INSTRUCTIONS FOR THE TASK: Type out all the records word for word. Any pictures are to be left out.

Dataset excerpts

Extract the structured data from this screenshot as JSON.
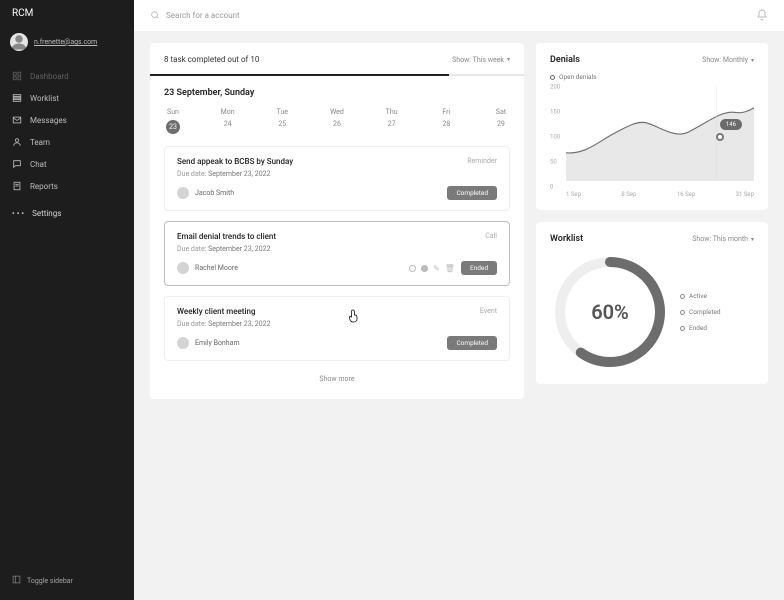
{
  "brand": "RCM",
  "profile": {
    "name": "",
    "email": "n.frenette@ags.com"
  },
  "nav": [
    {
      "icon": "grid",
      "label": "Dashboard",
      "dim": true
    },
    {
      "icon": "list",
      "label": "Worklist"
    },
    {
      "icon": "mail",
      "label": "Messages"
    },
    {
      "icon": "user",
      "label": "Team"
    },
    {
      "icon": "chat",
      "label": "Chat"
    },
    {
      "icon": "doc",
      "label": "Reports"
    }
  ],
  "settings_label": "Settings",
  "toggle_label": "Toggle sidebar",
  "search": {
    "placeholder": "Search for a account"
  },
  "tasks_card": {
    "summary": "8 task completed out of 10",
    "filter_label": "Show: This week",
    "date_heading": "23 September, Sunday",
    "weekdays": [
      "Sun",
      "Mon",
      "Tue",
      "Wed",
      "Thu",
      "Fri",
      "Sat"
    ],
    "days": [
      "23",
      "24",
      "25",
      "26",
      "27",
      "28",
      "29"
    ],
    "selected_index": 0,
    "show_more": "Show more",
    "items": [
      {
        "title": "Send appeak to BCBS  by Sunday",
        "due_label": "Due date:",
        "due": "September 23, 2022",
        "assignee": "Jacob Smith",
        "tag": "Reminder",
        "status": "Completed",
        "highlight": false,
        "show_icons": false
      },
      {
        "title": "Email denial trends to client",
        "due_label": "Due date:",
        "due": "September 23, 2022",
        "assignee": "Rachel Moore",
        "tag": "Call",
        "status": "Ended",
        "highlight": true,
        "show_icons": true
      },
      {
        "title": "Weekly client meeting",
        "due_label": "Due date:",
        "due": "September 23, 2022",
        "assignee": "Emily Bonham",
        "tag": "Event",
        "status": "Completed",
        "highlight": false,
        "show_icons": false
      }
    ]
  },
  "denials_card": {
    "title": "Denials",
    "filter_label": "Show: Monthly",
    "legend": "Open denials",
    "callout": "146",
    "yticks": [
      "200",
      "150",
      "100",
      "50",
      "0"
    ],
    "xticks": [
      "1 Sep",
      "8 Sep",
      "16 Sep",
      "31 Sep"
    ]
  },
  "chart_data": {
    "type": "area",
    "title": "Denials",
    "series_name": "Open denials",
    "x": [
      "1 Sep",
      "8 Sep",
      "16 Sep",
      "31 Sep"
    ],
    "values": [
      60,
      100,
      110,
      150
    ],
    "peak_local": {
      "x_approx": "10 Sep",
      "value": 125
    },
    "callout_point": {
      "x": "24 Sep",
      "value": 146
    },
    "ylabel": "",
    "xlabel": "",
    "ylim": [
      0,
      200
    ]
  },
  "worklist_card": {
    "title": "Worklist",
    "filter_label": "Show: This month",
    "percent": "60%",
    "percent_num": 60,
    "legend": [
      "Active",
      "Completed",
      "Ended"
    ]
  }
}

FINISHED TASK:
Extract the structured data from this screenshot as JSON.
{
  "brand": "RCM",
  "profile": {
    "name": "",
    "email": "n.frenette@ags.com"
  },
  "nav": [
    {
      "icon": "grid",
      "label": "Dashboard",
      "dim": true
    },
    {
      "icon": "list",
      "label": "Worklist"
    },
    {
      "icon": "mail",
      "label": "Messages"
    },
    {
      "icon": "user",
      "label": "Team"
    },
    {
      "icon": "chat",
      "label": "Chat"
    },
    {
      "icon": "doc",
      "label": "Reports"
    }
  ],
  "settings_label": "Settings",
  "toggle_label": "Toggle sidebar",
  "search": {
    "placeholder": "Search for a account"
  },
  "tasks_card": {
    "summary": "8 task completed out of 10",
    "filter_label": "Show: This week",
    "date_heading": "23 September, Sunday",
    "weekdays": [
      "Sun",
      "Mon",
      "Tue",
      "Wed",
      "Thu",
      "Fri",
      "Sat"
    ],
    "days": [
      "23",
      "24",
      "25",
      "26",
      "27",
      "28",
      "29"
    ],
    "selected_index": 0,
    "show_more": "Show more",
    "items": [
      {
        "title": "Send appeak to BCBS  by Sunday",
        "due_label": "Due date:",
        "due": "September 23, 2022",
        "assignee": "Jacob Smith",
        "tag": "Reminder",
        "status": "Completed",
        "highlight": false,
        "show_icons": false
      },
      {
        "title": "Email denial trends to client",
        "due_label": "Due date:",
        "due": "September 23, 2022",
        "assignee": "Rachel Moore",
        "tag": "Call",
        "status": "Ended",
        "highlight": true,
        "show_icons": true
      },
      {
        "title": "Weekly client meeting",
        "due_label": "Due date:",
        "due": "September 23, 2022",
        "assignee": "Emily Bonham",
        "tag": "Event",
        "status": "Completed",
        "highlight": false,
        "show_icons": false
      }
    ]
  },
  "denials_card": {
    "title": "Denials",
    "filter_label": "Show: Monthly",
    "legend": "Open denials",
    "callout": "146",
    "yticks": [
      "200",
      "150",
      "100",
      "50",
      "0"
    ],
    "xticks": [
      "1 Sep",
      "8 Sep",
      "16 Sep",
      "31 Sep"
    ]
  },
  "chart_data": {
    "type": "area",
    "title": "Denials",
    "series_name": "Open denials",
    "x": [
      "1 Sep",
      "8 Sep",
      "16 Sep",
      "31 Sep"
    ],
    "values": [
      60,
      100,
      110,
      150
    ],
    "peak_local": {
      "x_approx": "10 Sep",
      "value": 125
    },
    "callout_point": {
      "x": "24 Sep",
      "value": 146
    },
    "ylabel": "",
    "xlabel": "",
    "ylim": [
      0,
      200
    ]
  },
  "worklist_card": {
    "title": "Worklist",
    "filter_label": "Show: This month",
    "percent": "60%",
    "percent_num": 60,
    "legend": [
      "Active",
      "Completed",
      "Ended"
    ]
  }
}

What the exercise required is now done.